Exercise task: Locate all lines with the word "муниципальных". Copy them.

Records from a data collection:
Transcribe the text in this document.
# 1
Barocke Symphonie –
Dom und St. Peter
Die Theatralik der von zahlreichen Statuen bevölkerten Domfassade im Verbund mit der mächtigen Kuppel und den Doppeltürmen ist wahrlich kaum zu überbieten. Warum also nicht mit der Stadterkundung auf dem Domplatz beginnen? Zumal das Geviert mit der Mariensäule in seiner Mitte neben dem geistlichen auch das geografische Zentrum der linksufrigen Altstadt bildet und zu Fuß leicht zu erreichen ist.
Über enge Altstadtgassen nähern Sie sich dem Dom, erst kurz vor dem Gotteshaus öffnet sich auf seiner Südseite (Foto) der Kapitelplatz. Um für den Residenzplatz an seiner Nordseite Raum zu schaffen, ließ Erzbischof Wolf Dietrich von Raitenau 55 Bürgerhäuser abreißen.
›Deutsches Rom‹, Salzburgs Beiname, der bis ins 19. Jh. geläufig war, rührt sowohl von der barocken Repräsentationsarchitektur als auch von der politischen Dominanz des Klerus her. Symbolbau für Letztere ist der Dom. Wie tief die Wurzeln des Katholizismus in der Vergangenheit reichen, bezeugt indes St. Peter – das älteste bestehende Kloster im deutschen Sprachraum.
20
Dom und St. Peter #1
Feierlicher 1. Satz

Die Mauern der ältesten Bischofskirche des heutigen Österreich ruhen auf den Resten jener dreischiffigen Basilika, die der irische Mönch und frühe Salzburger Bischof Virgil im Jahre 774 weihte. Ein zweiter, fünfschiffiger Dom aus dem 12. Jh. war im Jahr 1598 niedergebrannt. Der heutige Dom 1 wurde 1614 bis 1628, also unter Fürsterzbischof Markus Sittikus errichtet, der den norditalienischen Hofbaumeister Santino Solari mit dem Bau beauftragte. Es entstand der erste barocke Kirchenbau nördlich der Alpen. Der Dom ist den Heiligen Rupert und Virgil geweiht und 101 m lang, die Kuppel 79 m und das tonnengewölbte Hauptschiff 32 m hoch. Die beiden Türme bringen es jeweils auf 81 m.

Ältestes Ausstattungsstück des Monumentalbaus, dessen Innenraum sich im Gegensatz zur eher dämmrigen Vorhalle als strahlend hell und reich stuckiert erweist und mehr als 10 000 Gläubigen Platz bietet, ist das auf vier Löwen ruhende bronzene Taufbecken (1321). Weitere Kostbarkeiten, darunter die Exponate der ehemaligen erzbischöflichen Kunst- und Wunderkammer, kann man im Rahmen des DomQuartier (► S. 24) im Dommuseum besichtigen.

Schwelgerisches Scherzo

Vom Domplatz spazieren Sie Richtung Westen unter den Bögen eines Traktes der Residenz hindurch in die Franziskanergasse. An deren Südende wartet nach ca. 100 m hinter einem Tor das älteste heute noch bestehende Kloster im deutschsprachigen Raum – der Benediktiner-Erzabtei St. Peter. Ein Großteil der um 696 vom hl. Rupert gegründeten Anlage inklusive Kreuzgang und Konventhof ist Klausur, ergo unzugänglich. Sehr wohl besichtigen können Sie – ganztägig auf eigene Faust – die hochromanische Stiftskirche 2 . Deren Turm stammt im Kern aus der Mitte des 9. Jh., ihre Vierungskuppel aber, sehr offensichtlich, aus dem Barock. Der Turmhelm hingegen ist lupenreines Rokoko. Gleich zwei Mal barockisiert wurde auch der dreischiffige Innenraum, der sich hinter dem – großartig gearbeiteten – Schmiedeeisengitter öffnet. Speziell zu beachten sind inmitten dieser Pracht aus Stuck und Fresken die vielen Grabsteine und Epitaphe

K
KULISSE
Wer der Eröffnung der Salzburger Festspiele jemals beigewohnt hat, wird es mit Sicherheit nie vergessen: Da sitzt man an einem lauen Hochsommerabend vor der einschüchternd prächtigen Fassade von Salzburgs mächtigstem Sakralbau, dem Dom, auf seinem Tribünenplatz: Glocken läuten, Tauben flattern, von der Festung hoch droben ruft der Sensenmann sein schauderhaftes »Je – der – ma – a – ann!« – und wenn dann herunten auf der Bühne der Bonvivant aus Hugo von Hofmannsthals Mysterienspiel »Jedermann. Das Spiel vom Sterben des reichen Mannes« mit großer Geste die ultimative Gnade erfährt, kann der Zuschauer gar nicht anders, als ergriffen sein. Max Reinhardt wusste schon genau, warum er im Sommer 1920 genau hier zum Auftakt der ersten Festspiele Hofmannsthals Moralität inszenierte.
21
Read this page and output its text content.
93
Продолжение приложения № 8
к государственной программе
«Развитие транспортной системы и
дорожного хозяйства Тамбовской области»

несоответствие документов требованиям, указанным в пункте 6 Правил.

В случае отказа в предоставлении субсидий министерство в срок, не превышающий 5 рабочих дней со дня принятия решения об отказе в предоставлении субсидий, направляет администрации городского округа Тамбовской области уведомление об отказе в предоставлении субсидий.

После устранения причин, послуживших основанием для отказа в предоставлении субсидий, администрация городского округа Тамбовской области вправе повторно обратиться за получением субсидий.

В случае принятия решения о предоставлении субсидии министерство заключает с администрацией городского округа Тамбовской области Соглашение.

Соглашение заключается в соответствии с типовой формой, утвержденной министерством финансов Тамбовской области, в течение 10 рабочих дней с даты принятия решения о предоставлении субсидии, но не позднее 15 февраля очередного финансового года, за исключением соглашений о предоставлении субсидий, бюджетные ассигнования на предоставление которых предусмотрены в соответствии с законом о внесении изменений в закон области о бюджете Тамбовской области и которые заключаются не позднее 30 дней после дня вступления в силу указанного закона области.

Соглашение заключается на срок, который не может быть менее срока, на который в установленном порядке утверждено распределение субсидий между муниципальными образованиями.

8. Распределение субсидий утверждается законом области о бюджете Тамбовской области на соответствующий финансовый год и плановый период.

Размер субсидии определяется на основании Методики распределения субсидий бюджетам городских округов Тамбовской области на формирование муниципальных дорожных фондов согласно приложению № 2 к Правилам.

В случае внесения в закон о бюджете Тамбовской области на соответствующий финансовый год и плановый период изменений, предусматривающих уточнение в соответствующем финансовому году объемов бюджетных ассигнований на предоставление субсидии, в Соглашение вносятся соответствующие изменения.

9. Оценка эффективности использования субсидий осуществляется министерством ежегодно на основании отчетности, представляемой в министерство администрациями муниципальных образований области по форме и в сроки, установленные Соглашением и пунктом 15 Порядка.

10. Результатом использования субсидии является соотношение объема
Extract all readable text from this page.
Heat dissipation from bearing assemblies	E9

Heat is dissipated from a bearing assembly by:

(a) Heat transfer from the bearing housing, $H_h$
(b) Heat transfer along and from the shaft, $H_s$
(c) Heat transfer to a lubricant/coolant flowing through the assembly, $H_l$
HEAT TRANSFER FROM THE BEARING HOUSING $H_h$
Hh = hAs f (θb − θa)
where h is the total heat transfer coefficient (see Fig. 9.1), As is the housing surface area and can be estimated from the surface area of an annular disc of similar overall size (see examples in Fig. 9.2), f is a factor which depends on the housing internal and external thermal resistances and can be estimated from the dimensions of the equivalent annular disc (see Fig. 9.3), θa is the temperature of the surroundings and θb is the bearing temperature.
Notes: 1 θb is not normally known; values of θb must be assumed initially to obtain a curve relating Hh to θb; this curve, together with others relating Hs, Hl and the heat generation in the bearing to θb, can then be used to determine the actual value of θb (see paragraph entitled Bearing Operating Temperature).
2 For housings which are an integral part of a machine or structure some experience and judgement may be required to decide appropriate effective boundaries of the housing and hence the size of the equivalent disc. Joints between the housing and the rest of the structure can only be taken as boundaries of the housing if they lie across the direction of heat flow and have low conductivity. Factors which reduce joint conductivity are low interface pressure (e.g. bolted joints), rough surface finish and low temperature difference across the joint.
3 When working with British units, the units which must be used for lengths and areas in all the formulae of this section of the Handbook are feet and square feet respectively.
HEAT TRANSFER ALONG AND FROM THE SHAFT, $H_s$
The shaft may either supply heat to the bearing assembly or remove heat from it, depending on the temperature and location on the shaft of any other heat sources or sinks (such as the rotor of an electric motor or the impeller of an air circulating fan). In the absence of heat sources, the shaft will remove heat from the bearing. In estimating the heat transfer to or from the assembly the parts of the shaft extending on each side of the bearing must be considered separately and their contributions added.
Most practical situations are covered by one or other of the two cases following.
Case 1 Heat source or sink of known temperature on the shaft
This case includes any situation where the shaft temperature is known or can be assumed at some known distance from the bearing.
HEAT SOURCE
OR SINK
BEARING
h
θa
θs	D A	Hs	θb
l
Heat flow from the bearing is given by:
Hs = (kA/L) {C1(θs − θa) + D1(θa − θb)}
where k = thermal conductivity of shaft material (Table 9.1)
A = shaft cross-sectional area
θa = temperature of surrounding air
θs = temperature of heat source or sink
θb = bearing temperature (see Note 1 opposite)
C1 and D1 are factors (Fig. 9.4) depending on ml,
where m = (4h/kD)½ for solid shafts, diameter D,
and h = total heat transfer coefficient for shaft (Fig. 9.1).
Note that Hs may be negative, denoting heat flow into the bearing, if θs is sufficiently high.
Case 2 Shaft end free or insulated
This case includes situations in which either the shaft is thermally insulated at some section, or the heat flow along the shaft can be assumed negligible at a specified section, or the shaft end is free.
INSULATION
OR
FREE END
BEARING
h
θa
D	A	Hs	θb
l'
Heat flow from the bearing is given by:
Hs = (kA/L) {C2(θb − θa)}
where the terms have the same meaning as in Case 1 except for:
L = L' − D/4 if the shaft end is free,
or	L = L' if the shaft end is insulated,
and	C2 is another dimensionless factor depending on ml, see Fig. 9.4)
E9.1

The result:
Размер субсидии определяется на основании Методики распределения субсидий бюджетам городских округов Тамбовской области на формирование муниципальных дорожных фондов согласно приложению № 2 к Правилам.
9. Оценка эффективности использования субсидий осуществляется министерством ежегодно на основании отчетности, представляемой в министерство администрациями муниципальных образований области по форме и в сроки, установленные Соглашением и пунктом 15 Порядка.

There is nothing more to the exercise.